* **SHORT EXERCISE**: Extract the text of every entry below exactly; leave images out.

[Extracts from a graphics dataset]
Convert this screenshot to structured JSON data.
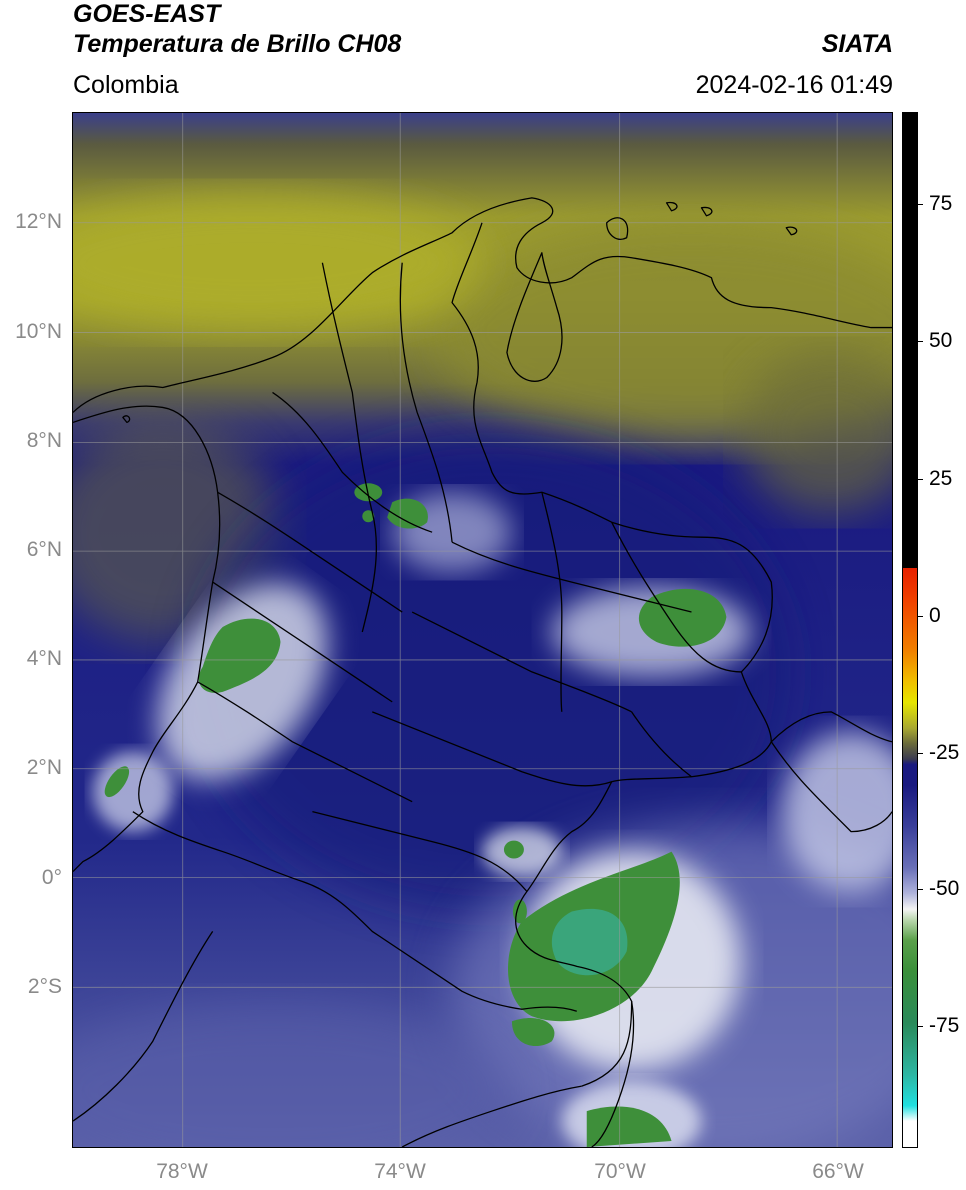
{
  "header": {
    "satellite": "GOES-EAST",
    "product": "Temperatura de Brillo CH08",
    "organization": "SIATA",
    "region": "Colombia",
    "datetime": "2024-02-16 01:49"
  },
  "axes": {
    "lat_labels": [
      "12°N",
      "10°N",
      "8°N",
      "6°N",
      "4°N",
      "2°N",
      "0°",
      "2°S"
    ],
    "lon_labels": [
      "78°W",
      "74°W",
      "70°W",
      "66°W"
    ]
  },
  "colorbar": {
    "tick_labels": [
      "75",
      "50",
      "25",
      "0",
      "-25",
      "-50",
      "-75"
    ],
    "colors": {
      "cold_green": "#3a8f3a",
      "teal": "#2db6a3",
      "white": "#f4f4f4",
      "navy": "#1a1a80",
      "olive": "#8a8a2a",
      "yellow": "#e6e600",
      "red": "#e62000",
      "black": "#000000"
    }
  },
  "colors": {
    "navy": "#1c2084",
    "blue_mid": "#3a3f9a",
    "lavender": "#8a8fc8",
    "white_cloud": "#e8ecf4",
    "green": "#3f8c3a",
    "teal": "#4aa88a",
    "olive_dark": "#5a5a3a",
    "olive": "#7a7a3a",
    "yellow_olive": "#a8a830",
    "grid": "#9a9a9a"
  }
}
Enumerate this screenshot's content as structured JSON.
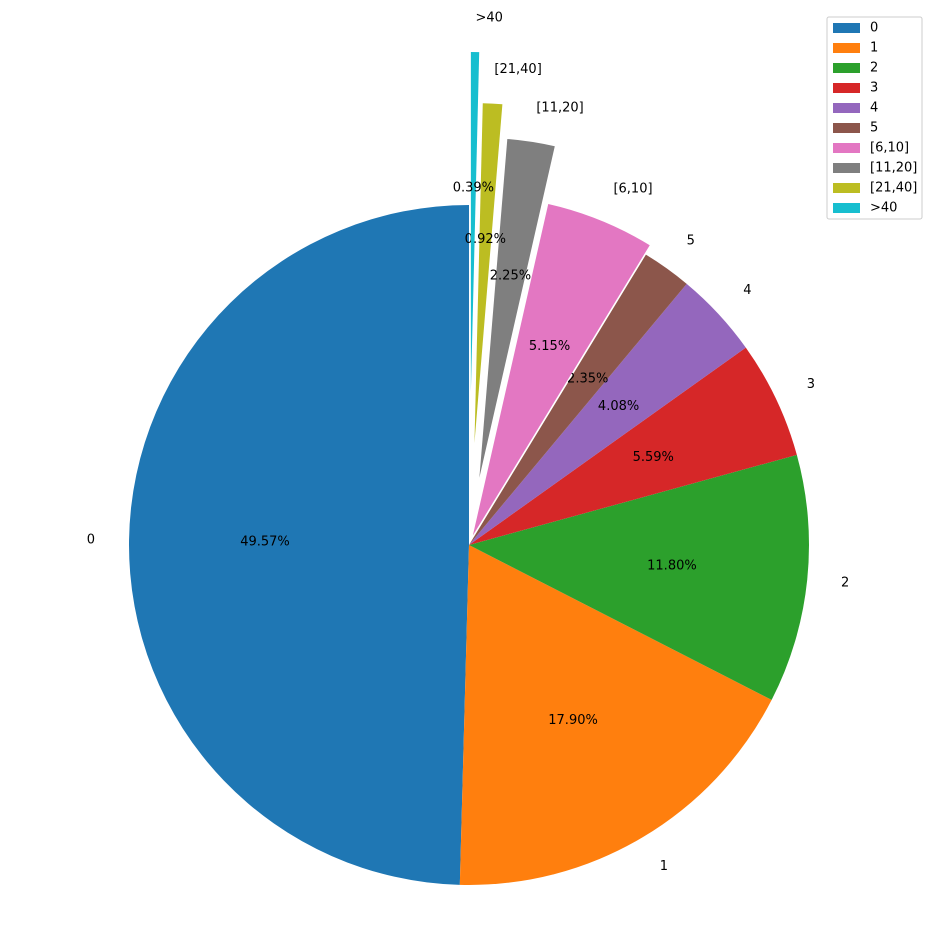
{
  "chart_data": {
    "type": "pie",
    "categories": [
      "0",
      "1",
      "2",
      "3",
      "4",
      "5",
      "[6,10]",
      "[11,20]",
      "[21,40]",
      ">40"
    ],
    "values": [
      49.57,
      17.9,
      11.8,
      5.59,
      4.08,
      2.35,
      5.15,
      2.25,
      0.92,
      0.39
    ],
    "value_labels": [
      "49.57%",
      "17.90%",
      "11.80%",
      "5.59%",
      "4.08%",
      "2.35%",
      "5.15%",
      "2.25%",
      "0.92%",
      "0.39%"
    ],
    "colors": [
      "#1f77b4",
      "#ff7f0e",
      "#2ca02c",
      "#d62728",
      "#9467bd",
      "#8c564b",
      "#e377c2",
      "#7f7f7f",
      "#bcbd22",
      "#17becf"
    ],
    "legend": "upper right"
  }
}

* **WORKED ANSWER**:
Convert this screenshot to structured JSON data.
{
  "header": {
    "satellite": "GOES-EAST",
    "product": "Temperatura de Brillo CH08",
    "organization": "SIATA",
    "region": "Colombia",
    "datetime": "2024-02-16 01:49"
  },
  "axes": {
    "lat_labels": [
      "12°N",
      "10°N",
      "8°N",
      "6°N",
      "4°N",
      "2°N",
      "0°",
      "2°S"
    ],
    "lon_labels": [
      "78°W",
      "74°W",
      "70°W",
      "66°W"
    ]
  },
  "colorbar": {
    "tick_labels": [
      "75",
      "50",
      "25",
      "0",
      "-25",
      "-50",
      "-75"
    ],
    "colors": {
      "cold_green": "#3a8f3a",
      "teal": "#2db6a3",
      "white": "#f4f4f4",
      "navy": "#1a1a80",
      "olive": "#8a8a2a",
      "yellow": "#e6e600",
      "red": "#e62000",
      "black": "#000000"
    }
  },
  "colors": {
    "navy": "#1c2084",
    "blue_mid": "#3a3f9a",
    "lavender": "#8a8fc8",
    "white_cloud": "#e8ecf4",
    "green": "#3f8c3a",
    "teal": "#4aa88a",
    "olive_dark": "#5a5a3a",
    "olive": "#7a7a3a",
    "yellow_olive": "#a8a830",
    "grid": "#9a9a9a"
  }
}
Enumerate this screenshot's content as structured JSON.
{
  "chart_data": {
    "type": "pie",
    "categories": [
      "0",
      "1",
      "2",
      "3",
      "4",
      "5",
      "[6,10]",
      "[11,20]",
      "[21,40]",
      ">40"
    ],
    "values": [
      49.57,
      17.9,
      11.8,
      5.59,
      4.08,
      2.35,
      5.15,
      2.25,
      0.92,
      0.39
    ],
    "value_labels": [
      "49.57%",
      "17.90%",
      "11.80%",
      "5.59%",
      "4.08%",
      "2.35%",
      "5.15%",
      "2.25%",
      "0.92%",
      "0.39%"
    ],
    "colors": [
      "#1f77b4",
      "#ff7f0e",
      "#2ca02c",
      "#d62728",
      "#9467bd",
      "#8c564b",
      "#e377c2",
      "#7f7f7f",
      "#bcbd22",
      "#17becf"
    ],
    "legend": "upper right"
  }
}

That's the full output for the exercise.